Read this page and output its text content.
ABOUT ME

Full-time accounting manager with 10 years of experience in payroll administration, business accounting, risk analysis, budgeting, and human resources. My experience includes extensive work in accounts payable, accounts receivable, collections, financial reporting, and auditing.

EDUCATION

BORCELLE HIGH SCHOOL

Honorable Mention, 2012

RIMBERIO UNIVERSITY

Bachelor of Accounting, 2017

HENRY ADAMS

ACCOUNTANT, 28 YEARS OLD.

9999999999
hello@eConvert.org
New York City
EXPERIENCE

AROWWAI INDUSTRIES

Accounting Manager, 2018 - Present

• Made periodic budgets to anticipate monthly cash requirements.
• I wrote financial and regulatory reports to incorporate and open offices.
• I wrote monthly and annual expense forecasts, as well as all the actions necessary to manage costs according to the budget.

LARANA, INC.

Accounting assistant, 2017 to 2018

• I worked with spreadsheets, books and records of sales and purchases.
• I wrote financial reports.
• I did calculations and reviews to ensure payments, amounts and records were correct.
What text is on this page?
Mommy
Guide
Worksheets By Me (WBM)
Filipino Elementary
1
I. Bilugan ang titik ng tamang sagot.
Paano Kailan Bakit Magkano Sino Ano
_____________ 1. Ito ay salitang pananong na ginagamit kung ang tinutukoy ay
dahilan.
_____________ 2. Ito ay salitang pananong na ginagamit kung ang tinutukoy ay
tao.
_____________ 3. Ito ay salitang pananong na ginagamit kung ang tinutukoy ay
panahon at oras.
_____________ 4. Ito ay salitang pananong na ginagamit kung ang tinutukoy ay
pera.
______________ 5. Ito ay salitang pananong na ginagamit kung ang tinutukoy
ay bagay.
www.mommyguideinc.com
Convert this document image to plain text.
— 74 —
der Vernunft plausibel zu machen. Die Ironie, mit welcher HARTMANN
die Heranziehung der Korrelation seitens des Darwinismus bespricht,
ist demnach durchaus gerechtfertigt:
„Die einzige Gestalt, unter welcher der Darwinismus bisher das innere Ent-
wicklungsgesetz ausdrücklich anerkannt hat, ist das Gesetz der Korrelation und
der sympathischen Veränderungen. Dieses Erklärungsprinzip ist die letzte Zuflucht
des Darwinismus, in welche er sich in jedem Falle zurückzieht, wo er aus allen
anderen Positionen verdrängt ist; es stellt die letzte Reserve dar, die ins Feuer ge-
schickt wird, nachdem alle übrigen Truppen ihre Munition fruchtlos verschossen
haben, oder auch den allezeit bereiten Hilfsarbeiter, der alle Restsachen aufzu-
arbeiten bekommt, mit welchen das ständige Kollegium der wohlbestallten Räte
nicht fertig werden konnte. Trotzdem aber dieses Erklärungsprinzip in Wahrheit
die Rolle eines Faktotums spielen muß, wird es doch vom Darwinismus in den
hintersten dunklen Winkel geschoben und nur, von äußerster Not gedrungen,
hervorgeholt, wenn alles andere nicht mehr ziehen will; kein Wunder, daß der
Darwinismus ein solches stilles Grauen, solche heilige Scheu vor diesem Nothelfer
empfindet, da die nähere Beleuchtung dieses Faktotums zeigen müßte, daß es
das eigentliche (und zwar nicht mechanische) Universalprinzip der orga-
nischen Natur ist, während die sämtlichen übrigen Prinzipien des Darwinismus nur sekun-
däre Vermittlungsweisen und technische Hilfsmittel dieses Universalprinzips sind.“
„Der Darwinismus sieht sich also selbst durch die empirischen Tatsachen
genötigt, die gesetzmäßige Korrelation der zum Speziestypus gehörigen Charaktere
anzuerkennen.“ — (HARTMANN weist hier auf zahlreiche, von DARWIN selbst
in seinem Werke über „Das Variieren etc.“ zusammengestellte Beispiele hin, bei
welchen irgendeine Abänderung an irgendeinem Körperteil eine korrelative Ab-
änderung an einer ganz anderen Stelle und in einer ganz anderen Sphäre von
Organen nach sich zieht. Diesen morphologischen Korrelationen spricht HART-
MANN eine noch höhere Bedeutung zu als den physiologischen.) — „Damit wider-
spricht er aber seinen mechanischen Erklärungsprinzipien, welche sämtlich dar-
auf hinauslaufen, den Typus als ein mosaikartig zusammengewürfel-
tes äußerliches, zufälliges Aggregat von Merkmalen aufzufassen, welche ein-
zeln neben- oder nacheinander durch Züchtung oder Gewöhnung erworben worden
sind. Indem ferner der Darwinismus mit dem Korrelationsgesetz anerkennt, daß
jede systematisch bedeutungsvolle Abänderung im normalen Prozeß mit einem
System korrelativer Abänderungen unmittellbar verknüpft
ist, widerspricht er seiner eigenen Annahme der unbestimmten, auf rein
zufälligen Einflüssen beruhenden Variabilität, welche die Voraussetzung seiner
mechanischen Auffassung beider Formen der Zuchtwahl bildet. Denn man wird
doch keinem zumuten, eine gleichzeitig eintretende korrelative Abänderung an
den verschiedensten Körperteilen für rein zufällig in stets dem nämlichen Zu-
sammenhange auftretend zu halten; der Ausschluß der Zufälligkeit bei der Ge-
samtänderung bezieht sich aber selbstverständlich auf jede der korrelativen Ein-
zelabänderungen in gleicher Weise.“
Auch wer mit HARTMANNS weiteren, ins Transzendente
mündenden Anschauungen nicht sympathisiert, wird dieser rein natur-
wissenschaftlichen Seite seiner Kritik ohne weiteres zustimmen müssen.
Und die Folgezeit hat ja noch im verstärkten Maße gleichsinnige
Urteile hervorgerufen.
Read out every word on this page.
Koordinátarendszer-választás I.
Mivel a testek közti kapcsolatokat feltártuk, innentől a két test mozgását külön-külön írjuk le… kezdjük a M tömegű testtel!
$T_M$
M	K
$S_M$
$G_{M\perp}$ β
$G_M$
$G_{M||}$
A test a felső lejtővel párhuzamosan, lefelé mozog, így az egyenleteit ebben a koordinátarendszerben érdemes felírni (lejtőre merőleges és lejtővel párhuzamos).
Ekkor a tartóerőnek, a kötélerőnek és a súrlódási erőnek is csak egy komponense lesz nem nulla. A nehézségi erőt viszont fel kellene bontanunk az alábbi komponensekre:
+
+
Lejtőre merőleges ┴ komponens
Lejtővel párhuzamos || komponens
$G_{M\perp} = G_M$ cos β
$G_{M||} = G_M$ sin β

········

State how many lines in the entries above include the word "párhuzamos"; reply with the number alone.

2